**Set task**
Lines containing "name" are to be counted. Report the count alone.

**Given information**
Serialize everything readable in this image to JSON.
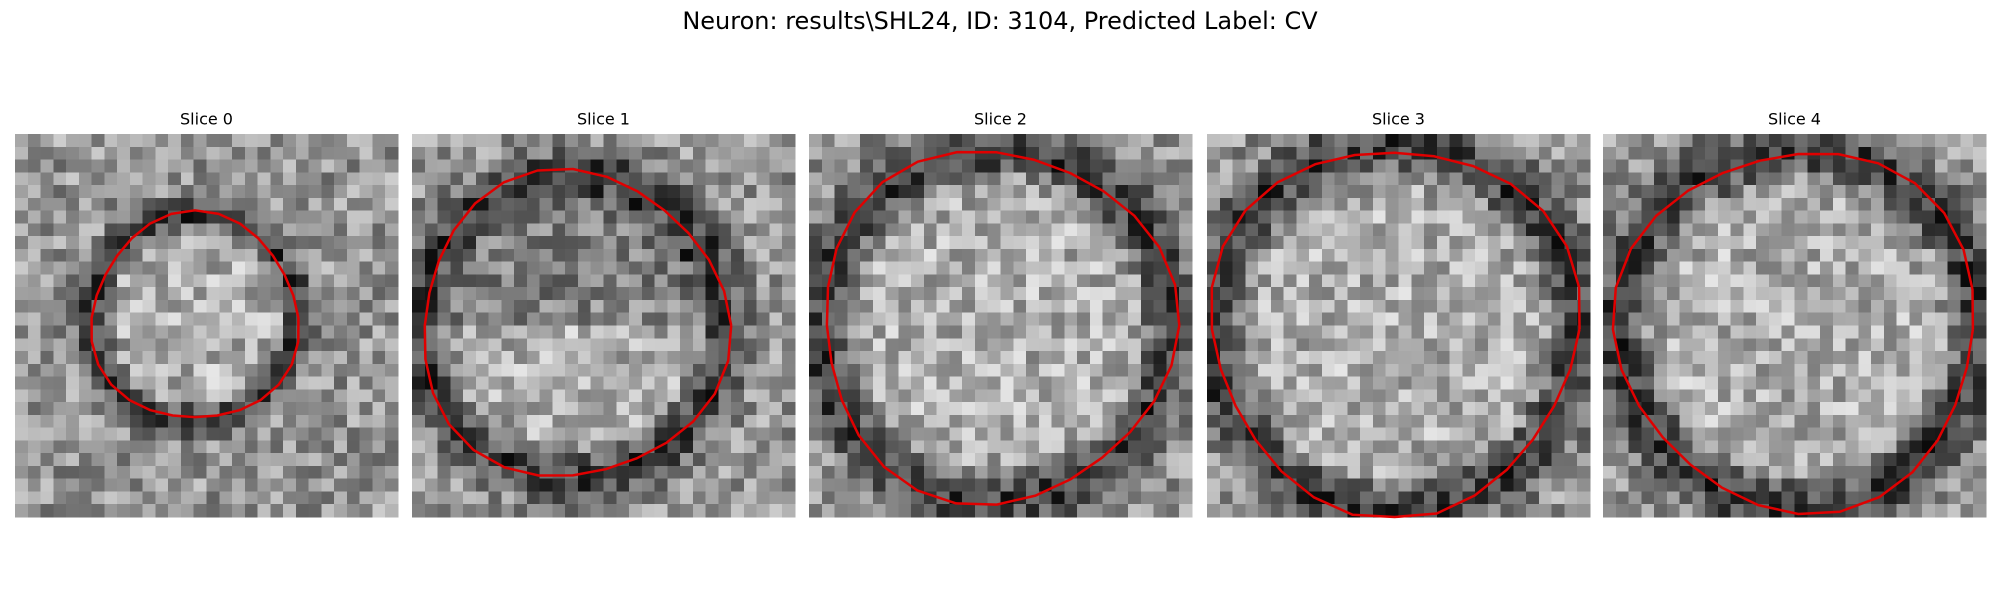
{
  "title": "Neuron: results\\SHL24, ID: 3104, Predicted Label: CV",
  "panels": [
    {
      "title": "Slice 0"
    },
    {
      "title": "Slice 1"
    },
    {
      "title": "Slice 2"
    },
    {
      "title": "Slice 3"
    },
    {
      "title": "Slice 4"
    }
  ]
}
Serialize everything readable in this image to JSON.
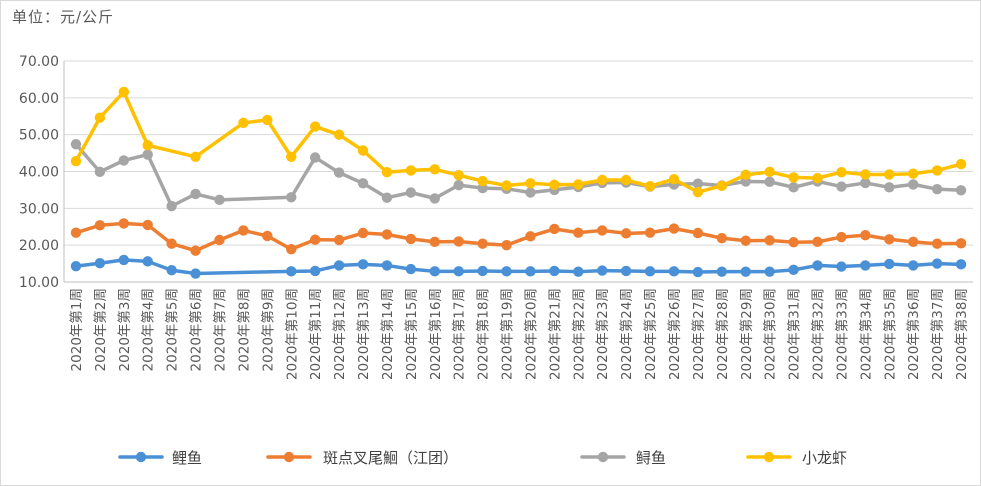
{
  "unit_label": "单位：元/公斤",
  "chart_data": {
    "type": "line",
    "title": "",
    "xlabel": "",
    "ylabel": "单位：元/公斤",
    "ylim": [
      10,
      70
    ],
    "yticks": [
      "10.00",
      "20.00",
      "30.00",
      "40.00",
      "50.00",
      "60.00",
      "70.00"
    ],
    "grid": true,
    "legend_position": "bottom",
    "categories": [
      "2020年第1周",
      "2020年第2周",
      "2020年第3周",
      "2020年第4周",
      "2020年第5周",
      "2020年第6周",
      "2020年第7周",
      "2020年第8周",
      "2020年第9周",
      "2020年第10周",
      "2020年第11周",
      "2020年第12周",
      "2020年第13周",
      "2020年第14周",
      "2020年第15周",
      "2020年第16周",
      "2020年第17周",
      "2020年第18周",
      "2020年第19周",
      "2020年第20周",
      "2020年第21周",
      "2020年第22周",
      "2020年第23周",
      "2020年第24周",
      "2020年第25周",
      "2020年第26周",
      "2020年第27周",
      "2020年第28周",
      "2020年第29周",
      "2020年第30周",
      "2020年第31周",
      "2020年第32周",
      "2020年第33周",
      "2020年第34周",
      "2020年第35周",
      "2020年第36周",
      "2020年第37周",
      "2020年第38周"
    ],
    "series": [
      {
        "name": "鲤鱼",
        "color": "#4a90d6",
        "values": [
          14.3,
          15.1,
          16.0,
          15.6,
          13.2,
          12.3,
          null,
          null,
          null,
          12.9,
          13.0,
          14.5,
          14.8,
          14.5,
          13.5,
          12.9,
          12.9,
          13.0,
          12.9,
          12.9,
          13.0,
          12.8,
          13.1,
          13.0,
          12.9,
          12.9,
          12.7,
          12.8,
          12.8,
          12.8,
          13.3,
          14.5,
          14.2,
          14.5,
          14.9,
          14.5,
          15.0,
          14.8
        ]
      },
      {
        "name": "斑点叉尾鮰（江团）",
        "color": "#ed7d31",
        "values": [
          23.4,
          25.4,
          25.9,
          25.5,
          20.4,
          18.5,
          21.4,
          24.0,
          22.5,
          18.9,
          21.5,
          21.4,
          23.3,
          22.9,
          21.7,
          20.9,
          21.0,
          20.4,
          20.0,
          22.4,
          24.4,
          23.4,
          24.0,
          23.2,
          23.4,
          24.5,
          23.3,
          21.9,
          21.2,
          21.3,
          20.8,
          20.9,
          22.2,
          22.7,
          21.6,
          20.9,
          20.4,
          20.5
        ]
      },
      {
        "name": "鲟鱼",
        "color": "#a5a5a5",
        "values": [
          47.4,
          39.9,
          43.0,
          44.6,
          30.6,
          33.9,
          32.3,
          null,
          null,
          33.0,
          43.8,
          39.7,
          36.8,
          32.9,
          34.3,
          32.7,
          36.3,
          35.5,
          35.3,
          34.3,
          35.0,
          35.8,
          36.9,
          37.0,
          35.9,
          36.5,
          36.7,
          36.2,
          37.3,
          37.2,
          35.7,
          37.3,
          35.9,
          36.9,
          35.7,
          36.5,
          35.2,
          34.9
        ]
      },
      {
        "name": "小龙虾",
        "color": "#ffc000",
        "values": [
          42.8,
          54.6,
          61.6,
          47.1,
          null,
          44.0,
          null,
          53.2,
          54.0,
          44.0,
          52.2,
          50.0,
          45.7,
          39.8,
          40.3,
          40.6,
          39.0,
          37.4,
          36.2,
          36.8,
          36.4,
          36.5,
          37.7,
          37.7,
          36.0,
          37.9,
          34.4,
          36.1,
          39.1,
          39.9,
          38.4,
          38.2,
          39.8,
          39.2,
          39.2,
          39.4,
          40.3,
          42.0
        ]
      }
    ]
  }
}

...

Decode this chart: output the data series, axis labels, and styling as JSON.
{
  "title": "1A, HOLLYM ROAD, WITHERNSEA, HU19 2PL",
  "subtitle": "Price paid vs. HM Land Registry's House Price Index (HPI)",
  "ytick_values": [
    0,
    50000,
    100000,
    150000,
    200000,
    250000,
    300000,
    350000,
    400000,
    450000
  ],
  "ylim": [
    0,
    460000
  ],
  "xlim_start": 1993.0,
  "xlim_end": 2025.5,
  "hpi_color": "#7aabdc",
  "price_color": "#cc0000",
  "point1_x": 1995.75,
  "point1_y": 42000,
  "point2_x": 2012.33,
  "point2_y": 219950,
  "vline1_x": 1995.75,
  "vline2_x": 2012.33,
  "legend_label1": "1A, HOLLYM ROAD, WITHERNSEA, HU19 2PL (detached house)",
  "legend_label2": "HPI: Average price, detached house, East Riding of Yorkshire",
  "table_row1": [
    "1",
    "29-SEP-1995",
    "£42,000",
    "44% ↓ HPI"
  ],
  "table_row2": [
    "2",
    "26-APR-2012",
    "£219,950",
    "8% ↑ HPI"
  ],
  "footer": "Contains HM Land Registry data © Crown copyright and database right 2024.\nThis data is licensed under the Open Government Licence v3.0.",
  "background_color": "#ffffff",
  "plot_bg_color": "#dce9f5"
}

**Result of the task**
4